STORED RECORDS -
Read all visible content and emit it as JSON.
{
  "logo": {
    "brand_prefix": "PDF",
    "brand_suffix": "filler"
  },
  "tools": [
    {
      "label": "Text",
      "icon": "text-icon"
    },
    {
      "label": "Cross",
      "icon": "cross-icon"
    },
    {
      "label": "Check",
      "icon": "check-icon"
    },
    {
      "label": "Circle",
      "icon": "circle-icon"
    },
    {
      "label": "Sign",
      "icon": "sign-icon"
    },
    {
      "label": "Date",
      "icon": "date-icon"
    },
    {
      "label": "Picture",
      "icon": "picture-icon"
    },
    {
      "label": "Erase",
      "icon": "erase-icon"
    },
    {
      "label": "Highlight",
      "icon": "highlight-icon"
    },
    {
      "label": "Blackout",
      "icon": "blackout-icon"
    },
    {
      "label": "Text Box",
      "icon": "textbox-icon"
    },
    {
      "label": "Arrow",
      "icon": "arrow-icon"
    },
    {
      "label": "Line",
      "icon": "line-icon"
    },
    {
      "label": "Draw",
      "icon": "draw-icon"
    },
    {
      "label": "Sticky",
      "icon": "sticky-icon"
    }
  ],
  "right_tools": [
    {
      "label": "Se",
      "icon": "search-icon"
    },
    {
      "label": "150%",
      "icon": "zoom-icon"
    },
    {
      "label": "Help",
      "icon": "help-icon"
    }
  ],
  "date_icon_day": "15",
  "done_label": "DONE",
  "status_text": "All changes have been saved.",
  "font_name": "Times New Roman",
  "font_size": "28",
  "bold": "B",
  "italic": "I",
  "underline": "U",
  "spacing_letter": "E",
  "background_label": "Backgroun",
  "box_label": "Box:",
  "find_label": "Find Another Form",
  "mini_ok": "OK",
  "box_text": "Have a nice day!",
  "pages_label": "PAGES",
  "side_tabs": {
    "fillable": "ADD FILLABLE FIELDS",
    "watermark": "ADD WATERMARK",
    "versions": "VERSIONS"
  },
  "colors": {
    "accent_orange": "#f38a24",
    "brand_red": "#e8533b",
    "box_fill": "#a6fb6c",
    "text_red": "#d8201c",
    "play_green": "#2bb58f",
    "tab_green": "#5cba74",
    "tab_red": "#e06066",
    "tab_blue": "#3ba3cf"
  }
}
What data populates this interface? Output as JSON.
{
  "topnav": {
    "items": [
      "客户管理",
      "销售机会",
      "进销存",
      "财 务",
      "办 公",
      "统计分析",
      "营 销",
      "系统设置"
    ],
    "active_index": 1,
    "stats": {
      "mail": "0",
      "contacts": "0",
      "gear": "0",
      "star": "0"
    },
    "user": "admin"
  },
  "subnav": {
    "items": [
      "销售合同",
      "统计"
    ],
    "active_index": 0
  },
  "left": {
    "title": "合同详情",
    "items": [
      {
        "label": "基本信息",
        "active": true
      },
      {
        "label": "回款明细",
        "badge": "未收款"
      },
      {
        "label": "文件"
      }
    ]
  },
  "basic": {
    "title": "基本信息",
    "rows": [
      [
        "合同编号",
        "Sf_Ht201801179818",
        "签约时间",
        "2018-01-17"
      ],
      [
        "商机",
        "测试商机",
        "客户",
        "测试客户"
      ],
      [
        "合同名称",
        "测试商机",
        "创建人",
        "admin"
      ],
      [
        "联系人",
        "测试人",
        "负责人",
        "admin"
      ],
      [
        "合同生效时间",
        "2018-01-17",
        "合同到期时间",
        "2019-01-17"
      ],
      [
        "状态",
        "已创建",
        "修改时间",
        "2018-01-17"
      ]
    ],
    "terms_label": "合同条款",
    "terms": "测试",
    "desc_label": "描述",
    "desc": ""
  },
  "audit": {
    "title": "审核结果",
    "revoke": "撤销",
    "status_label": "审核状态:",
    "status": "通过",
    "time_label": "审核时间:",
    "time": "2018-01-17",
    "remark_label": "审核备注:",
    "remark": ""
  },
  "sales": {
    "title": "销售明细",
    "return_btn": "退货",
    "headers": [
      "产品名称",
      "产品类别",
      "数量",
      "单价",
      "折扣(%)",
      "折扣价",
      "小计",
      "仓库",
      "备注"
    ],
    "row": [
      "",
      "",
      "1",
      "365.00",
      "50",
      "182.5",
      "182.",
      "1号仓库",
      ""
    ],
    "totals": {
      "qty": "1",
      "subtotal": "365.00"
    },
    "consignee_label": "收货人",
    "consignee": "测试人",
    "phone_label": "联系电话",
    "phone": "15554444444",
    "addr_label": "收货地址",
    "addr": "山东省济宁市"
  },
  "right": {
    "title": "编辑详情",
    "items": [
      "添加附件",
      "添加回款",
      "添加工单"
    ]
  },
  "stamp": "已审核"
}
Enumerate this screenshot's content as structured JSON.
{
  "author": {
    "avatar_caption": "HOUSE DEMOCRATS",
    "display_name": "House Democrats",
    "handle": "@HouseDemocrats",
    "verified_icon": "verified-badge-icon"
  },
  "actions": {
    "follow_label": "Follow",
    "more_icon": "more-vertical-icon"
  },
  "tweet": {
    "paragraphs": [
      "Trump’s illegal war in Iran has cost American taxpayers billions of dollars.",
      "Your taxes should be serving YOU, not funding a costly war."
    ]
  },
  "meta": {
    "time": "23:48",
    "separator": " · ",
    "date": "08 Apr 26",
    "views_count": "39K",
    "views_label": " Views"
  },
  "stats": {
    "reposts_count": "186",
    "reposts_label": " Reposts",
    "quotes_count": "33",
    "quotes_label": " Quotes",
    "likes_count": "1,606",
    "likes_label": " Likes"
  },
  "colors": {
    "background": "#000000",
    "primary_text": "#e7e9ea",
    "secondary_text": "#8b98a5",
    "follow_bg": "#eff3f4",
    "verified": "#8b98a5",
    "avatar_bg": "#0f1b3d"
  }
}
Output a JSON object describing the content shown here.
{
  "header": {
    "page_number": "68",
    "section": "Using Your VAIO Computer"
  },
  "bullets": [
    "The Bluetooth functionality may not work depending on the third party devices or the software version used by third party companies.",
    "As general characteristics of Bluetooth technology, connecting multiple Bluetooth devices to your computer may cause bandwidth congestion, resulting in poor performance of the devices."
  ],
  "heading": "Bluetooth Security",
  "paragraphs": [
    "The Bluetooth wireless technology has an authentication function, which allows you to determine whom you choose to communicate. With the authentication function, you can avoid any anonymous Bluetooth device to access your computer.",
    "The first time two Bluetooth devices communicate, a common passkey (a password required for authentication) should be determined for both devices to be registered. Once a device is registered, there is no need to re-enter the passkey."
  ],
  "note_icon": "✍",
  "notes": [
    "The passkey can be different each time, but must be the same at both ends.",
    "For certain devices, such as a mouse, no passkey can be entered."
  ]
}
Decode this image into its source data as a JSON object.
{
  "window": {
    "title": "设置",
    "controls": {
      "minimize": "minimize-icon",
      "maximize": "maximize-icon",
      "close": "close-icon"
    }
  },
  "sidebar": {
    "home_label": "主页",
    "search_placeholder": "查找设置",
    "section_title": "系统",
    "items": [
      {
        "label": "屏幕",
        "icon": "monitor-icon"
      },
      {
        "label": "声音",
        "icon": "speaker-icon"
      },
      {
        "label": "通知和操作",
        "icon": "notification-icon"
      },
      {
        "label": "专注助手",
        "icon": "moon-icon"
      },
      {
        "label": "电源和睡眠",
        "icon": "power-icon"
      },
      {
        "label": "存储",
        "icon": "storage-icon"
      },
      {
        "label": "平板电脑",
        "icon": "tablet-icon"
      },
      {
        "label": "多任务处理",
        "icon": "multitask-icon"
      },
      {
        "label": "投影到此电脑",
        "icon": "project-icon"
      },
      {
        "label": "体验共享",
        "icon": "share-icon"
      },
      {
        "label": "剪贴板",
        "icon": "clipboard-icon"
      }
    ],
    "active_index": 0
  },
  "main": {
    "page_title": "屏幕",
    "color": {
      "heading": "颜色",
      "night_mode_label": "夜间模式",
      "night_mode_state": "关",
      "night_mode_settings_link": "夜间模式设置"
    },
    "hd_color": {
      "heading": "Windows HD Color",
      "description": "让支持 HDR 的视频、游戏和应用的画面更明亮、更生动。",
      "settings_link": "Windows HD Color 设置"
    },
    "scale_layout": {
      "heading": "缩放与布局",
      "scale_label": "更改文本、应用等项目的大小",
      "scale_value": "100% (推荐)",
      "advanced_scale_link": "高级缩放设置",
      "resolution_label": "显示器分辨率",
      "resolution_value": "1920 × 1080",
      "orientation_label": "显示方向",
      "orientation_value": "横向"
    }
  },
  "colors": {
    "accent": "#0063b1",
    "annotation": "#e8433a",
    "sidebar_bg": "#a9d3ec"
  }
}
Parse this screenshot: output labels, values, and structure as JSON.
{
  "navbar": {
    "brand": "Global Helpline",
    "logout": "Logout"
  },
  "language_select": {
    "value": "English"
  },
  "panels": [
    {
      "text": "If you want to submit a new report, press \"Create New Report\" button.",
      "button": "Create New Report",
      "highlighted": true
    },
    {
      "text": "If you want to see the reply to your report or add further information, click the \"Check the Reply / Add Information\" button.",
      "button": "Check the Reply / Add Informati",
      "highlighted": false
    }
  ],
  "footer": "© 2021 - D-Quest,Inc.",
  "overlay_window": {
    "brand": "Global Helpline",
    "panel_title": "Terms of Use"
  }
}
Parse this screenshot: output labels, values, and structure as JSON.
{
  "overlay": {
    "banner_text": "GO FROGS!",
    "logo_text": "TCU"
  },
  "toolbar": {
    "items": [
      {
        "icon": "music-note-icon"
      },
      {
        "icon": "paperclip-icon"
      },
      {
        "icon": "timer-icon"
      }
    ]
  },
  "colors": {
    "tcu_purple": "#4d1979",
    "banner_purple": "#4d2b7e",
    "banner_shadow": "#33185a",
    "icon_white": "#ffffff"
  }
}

DIRECTIONS FOR THIS TASK - Extract every line that has the string "JSON" in it.

ANSWER TO THE PROBLEM -
Read all visible content and emit it as JSON.
What data populates this interface? Output as JSON.
Enumerate this screenshot's content as structured JSON.
Output a JSON object describing the content shown here.
Decode this image into its source data as a JSON object.
Parse this screenshot: output labels, values, and structure as JSON.
Parse this screenshot: output labels, values, and structure as JSON.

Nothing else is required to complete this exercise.